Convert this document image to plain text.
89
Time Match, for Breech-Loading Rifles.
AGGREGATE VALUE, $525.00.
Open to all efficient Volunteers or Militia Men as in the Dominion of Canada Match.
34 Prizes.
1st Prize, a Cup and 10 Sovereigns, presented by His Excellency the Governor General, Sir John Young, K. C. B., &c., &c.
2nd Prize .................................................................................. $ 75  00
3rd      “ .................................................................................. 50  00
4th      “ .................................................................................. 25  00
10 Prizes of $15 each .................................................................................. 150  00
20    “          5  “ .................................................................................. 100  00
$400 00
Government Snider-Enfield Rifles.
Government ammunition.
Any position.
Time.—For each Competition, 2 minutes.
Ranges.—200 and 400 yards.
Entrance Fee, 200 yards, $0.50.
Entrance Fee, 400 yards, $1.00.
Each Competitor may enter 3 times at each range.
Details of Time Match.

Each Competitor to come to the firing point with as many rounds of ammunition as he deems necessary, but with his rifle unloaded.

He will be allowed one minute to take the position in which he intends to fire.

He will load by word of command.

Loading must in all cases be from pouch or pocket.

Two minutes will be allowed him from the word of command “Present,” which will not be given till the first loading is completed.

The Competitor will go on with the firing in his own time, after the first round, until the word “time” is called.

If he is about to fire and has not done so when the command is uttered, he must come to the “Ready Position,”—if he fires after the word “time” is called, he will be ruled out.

⁂

SET PROBLEM: Each line of the listing above should be output exactly.

OUTPUT FOR THIS TASK:
Convert this document image to plain text.
89
Time Match, for Breech-Loading Rifles.
AGGREGATE VALUE, $525.00.
Open to all efficient Volunteers or Militia Men as in the Dominion of Canada Match.
34 Prizes.
1st Prize, a Cup and 10 Sovereigns, presented by His Excellency the Governor General, Sir John Young, K. C. B., &c., &c.
2nd Prize .................................................................................. $ 75  00
3rd      “ .................................................................................. 50  00
4th      “ .................................................................................. 25  00
10 Prizes of $15 each .................................................................................. 150  00
20    “          5  “ .................................................................................. 100  00
$400 00
Government Snider-Enfield Rifles.
Government ammunition.
Any position.
Time.—For each Competition, 2 minutes.
Ranges.—200 and 400 yards.
Entrance Fee, 200 yards, $0.50.
Entrance Fee, 400 yards, $1.00.
Each Competitor may enter 3 times at each range.
Details of Time Match.

Each Competitor to come to the firing point with as many rounds of ammunition as he deems necessary, but with his rifle unloaded.

He will be allowed one minute to take the position in which he intends to fire.

He will load by word of command.

Loading must in all cases be from pouch or pocket.

Two minutes will be allowed him from the word of command “Present,” which will not be given till the first loading is completed.

The Competitor will go on with the firing in his own time, after the first round, until the word “time” is called.

If he is about to fire and has not done so when the command is uttered, he must come to the “Ready Position,”—if he fires after the word “time” is called, he will be ruled out.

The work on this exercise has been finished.